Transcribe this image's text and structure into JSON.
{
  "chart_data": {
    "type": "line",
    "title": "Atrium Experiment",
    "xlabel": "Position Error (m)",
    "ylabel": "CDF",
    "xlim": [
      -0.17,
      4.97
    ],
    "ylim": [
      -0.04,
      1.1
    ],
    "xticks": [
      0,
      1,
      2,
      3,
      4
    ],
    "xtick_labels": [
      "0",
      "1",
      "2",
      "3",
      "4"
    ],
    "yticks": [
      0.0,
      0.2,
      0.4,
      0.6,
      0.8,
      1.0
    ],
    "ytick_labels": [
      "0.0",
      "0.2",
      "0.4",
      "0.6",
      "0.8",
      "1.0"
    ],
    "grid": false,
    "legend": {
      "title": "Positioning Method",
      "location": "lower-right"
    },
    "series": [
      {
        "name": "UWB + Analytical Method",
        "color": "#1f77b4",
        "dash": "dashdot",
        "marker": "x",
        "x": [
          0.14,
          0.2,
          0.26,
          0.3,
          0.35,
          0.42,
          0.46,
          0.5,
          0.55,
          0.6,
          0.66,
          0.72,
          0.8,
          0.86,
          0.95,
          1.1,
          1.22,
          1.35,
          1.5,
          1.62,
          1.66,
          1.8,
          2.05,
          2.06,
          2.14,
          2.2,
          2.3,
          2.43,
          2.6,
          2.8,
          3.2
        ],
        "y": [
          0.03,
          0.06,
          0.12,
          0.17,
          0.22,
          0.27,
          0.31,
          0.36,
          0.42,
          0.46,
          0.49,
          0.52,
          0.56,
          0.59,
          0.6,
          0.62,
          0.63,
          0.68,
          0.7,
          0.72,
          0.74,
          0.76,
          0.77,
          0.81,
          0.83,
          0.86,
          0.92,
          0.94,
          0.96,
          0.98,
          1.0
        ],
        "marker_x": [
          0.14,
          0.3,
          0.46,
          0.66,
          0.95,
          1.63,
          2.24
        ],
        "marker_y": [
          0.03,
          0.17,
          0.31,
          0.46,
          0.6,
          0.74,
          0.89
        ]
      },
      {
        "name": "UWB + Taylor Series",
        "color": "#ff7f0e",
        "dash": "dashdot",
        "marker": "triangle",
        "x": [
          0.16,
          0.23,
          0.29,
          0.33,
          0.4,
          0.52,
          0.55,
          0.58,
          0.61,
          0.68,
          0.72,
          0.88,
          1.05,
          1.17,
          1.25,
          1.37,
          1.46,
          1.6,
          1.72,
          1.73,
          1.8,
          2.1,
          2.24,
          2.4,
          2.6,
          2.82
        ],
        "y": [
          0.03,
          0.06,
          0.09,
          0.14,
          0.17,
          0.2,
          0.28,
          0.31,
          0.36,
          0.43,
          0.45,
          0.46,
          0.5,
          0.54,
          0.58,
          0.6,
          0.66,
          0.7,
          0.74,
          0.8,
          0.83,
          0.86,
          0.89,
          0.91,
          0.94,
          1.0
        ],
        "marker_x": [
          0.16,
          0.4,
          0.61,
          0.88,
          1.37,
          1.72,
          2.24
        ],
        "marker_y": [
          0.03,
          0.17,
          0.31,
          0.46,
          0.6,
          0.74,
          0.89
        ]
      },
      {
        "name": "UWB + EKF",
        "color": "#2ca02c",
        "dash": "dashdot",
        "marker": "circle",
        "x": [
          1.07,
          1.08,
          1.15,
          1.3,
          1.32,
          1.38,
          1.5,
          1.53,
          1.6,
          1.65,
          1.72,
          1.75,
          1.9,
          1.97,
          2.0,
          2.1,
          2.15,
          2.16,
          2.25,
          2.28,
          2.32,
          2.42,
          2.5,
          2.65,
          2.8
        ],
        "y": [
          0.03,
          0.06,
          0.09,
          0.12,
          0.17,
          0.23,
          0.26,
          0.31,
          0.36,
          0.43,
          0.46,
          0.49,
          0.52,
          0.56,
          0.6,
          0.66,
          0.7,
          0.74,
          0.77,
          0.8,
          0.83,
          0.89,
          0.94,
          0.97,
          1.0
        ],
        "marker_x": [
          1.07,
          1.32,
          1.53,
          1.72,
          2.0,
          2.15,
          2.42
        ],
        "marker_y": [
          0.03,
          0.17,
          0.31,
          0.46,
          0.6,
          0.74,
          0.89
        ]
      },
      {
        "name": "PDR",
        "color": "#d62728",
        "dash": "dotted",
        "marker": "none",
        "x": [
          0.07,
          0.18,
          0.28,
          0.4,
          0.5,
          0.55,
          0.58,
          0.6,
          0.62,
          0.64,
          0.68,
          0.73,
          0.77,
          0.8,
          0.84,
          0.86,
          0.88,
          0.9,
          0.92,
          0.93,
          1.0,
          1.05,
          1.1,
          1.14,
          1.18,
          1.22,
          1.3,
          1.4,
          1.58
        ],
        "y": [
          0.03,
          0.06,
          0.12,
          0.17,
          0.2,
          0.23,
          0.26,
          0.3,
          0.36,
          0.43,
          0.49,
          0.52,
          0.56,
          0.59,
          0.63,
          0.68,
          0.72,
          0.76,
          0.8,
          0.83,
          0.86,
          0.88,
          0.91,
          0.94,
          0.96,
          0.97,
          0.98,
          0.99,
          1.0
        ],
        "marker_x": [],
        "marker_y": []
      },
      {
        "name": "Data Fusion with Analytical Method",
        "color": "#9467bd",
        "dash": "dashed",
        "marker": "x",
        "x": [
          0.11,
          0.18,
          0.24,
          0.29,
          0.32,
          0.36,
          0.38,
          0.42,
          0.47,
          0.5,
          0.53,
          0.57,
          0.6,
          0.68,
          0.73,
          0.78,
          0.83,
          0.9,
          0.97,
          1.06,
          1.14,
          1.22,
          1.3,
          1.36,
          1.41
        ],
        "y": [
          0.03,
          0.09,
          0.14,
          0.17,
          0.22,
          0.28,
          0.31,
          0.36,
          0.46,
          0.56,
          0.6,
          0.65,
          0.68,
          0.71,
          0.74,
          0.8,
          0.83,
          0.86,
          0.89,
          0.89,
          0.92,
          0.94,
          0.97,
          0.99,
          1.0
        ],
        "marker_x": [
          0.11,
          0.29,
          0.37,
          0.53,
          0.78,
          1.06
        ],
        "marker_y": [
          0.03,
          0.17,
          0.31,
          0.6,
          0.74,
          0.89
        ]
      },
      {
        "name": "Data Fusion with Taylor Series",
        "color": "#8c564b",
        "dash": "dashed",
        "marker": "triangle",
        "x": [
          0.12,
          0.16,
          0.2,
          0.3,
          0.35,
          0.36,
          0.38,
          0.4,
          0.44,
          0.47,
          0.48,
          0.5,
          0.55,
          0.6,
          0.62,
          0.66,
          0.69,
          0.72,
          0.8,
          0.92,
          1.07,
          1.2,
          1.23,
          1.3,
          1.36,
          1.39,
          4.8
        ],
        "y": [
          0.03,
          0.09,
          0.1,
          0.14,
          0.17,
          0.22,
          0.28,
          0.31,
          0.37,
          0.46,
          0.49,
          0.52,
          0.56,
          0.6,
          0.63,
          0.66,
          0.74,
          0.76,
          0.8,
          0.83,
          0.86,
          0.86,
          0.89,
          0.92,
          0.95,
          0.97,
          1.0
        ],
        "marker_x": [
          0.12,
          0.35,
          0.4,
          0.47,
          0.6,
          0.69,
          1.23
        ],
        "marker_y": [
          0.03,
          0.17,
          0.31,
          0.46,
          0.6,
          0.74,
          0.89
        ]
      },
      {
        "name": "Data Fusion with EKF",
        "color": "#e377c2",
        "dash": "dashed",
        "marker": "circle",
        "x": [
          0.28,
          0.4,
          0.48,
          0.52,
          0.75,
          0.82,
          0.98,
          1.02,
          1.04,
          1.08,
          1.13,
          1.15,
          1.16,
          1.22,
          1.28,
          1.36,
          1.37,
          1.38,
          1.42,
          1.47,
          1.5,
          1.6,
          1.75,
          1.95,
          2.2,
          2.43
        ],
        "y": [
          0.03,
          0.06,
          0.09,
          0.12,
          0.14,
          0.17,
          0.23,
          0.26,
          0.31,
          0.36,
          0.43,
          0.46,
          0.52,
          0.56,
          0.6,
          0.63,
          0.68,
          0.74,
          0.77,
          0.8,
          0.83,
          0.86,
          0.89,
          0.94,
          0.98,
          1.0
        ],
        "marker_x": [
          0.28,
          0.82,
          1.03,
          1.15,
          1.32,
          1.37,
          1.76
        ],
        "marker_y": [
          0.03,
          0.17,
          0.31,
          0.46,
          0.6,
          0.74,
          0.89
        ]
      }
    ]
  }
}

Your task: Find each line holding the string "Fusion" and copy it out.

Written reply:
        "name": "Data Fusion with Analytical Method",
        "name": "Data Fusion with Taylor Series",
        "name": "Data Fusion with EKF",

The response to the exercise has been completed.